▶ [Data shown]
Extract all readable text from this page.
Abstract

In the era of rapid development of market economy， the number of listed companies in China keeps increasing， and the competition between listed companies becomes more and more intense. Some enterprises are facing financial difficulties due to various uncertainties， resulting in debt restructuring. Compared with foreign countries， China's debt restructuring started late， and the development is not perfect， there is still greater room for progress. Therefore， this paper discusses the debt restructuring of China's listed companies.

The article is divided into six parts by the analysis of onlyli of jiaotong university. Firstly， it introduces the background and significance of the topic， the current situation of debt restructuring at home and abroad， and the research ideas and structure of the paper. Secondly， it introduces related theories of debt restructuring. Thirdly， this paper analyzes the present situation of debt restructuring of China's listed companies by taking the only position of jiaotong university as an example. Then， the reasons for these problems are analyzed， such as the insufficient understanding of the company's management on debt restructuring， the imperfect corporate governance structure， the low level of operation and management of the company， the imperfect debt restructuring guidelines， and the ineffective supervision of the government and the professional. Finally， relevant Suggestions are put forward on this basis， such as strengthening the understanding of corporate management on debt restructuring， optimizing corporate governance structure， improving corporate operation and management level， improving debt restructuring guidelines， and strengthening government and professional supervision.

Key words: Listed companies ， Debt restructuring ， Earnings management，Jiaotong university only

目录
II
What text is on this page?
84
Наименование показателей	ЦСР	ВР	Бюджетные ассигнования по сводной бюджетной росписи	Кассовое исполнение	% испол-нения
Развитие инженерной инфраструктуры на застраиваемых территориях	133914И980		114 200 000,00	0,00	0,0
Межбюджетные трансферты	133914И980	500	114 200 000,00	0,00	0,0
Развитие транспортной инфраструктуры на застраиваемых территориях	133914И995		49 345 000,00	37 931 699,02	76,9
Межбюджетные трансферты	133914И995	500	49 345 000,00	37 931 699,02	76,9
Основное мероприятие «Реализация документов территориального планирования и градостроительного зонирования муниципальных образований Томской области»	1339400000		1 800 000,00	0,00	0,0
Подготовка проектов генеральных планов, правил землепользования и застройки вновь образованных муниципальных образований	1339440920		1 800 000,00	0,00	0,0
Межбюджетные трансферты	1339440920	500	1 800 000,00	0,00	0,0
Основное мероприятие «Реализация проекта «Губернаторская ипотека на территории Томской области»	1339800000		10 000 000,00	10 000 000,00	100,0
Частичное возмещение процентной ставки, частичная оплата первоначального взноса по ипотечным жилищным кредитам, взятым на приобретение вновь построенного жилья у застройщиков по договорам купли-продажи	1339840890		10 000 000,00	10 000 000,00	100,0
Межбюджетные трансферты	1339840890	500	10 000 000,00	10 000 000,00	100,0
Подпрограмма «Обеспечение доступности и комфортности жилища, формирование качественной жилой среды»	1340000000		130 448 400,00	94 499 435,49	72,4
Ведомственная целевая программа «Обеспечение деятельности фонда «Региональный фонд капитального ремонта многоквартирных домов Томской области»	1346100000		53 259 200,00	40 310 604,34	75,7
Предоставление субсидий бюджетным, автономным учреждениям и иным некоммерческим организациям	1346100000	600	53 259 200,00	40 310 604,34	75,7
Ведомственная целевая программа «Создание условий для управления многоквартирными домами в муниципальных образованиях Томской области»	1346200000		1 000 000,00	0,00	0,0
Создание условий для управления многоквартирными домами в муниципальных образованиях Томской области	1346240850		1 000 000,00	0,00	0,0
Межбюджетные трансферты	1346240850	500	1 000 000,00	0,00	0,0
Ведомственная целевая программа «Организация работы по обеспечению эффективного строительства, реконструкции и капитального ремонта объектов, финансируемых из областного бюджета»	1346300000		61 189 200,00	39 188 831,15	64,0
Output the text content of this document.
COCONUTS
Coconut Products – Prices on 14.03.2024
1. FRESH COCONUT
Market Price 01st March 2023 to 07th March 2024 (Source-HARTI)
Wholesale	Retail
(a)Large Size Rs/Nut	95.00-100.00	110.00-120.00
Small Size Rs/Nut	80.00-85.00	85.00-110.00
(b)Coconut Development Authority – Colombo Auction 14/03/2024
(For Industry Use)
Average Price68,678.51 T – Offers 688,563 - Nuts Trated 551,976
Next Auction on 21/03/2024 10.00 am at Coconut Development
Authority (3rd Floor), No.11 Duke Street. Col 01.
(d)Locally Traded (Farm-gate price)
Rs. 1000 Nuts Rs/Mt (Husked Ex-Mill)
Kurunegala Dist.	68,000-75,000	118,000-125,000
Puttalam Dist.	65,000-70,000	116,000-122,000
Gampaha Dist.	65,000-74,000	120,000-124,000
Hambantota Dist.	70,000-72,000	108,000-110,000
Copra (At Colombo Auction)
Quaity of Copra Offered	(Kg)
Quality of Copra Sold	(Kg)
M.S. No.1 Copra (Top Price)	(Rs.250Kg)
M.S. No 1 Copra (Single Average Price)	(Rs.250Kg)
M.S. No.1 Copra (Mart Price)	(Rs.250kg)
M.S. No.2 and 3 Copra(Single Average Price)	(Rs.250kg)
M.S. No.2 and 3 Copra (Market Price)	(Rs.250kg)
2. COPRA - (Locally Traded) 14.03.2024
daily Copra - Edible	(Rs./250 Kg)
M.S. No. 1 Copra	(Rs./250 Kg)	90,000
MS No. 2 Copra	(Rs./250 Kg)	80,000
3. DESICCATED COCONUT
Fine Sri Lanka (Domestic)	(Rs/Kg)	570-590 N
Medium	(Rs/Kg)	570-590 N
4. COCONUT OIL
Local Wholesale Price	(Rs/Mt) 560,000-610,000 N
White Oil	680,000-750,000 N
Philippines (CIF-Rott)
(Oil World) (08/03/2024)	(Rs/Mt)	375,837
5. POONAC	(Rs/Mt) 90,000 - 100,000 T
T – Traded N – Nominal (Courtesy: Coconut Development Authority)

▶ [Request]
Please restate the whole listing word for word.

▶ [Correct output]
Extract all readable text from this page.
Abstract

In the era of rapid development of market economy， the number of listed companies in China keeps increasing， and the competition between listed companies becomes more and more intense. Some enterprises are facing financial difficulties due to various uncertainties， resulting in debt restructuring. Compared with foreign countries， China's debt restructuring started late， and the development is not perfect， there is still greater room for progress. Therefore， this paper discusses the debt restructuring of China's listed companies.

The article is divided into six parts by the analysis of onlyli of jiaotong university. Firstly， it introduces the background and significance of the topic， the current situation of debt restructuring at home and abroad， and the research ideas and structure of the paper. Secondly， it introduces related theories of debt restructuring. Thirdly， this paper analyzes the present situation of debt restructuring of China's listed companies by taking the only position of jiaotong university as an example. Then， the reasons for these problems are analyzed， such as the insufficient understanding of the company's management on debt restructuring， the imperfect corporate governance structure， the low level of operation and management of the company， the imperfect debt restructuring guidelines， and the ineffective supervision of the government and the professional. Finally， relevant Suggestions are put forward on this basis， such as strengthening the understanding of corporate management on debt restructuring， optimizing corporate governance structure， improving corporate operation and management level， improving debt restructuring guidelines， and strengthening government and professional supervision.

Key words: Listed companies ， Debt restructuring ， Earnings management，Jiaotong university only

目录
II
What text is on this page?
84
Наименование показателей	ЦСР	ВР	Бюджетные ассигнования по сводной бюджетной росписи	Кассовое исполнение	% испол-нения
Развитие инженерной инфраструктуры на застраиваемых территориях	133914И980		114 200 000,00	0,00	0,0
Межбюджетные трансферты	133914И980	500	114 200 000,00	0,00	0,0
Развитие транспортной инфраструктуры на застраиваемых территориях	133914И995		49 345 000,00	37 931 699,02	76,9
Межбюджетные трансферты	133914И995	500	49 345 000,00	37 931 699,02	76,9
Основное мероприятие «Реализация документов территориального планирования и градостроительного зонирования муниципальных образований Томской области»	1339400000		1 800 000,00	0,00	0,0
Подготовка проектов генеральных планов, правил землепользования и застройки вновь образованных муниципальных образований	1339440920		1 800 000,00	0,00	0,0
Межбюджетные трансферты	1339440920	500	1 800 000,00	0,00	0,0
Основное мероприятие «Реализация проекта «Губернаторская ипотека на территории Томской области»	1339800000		10 000 000,00	10 000 000,00	100,0
Частичное возмещение процентной ставки, частичная оплата первоначального взноса по ипотечным жилищным кредитам, взятым на приобретение вновь построенного жилья у застройщиков по договорам купли-продажи	1339840890		10 000 000,00	10 000 000,00	100,0
Межбюджетные трансферты	1339840890	500	10 000 000,00	10 000 000,00	100,0
Подпрограмма «Обеспечение доступности и комфортности жилища, формирование качественной жилой среды»	1340000000		130 448 400,00	94 499 435,49	72,4
Ведомственная целевая программа «Обеспечение деятельности фонда «Региональный фонд капитального ремонта многоквартирных домов Томской области»	1346100000		53 259 200,00	40 310 604,34	75,7
Предоставление субсидий бюджетным, автономным учреждениям и иным некоммерческим организациям	1346100000	600	53 259 200,00	40 310 604,34	75,7
Ведомственная целевая программа «Создание условий для управления многоквартирными домами в муниципальных образованиях Томской области»	1346200000		1 000 000,00	0,00	0,0
Создание условий для управления многоквартирными домами в муниципальных образованиях Томской области	1346240850		1 000 000,00	0,00	0,0
Межбюджетные трансферты	1346240850	500	1 000 000,00	0,00	0,0
Ведомственная целевая программа «Организация работы по обеспечению эффективного строительства, реконструкции и капитального ремонта объектов, финансируемых из областного бюджета»	1346300000		61 189 200,00	39 188 831,15	64,0
Output the text content of this document.
COCONUTS
Coconut Products – Prices on 14.03.2024
1. FRESH COCONUT
Market Price 01st March 2023 to 07th March 2024 (Source-HARTI)
Wholesale	Retail
(a)Large Size Rs/Nut	95.00-100.00	110.00-120.00
Small Size Rs/Nut	80.00-85.00	85.00-110.00
(b)Coconut Development Authority – Colombo Auction 14/03/2024
(For Industry Use)
Average Price68,678.51 T – Offers 688,563 - Nuts Trated 551,976
Next Auction on 21/03/2024 10.00 am at Coconut Development
Authority (3rd Floor), No.11 Duke Street. Col 01.
(d)Locally Traded (Farm-gate price)
Rs. 1000 Nuts Rs/Mt (Husked Ex-Mill)
Kurunegala Dist.	68,000-75,000	118,000-125,000
Puttalam Dist.	65,000-70,000	116,000-122,000
Gampaha Dist.	65,000-74,000	120,000-124,000
Hambantota Dist.	70,000-72,000	108,000-110,000
Copra (At Colombo Auction)
Quaity of Copra Offered	(Kg)
Quality of Copra Sold	(Kg)
M.S. No.1 Copra (Top Price)	(Rs.250Kg)
M.S. No 1 Copra (Single Average Price)	(Rs.250Kg)
M.S. No.1 Copra (Mart Price)	(Rs.250kg)
M.S. No.2 and 3 Copra(Single Average Price)	(Rs.250kg)
M.S. No.2 and 3 Copra (Market Price)	(Rs.250kg)
2. COPRA - (Locally Traded) 14.03.2024
daily Copra - Edible	(Rs./250 Kg)
M.S. No. 1 Copra	(Rs./250 Kg)	90,000
MS No. 2 Copra	(Rs./250 Kg)	80,000
3. DESICCATED COCONUT
Fine Sri Lanka (Domestic)	(Rs/Kg)	570-590 N
Medium	(Rs/Kg)	570-590 N
4. COCONUT OIL
Local Wholesale Price	(Rs/Mt) 560,000-610,000 N
White Oil	680,000-750,000 N
Philippines (CIF-Rott)
(Oil World) (08/03/2024)	(Rs/Mt)	375,837
5. POONAC	(Rs/Mt) 90,000 - 100,000 T
T – Traded N – Nominal (Courtesy: Coconut Development Authority)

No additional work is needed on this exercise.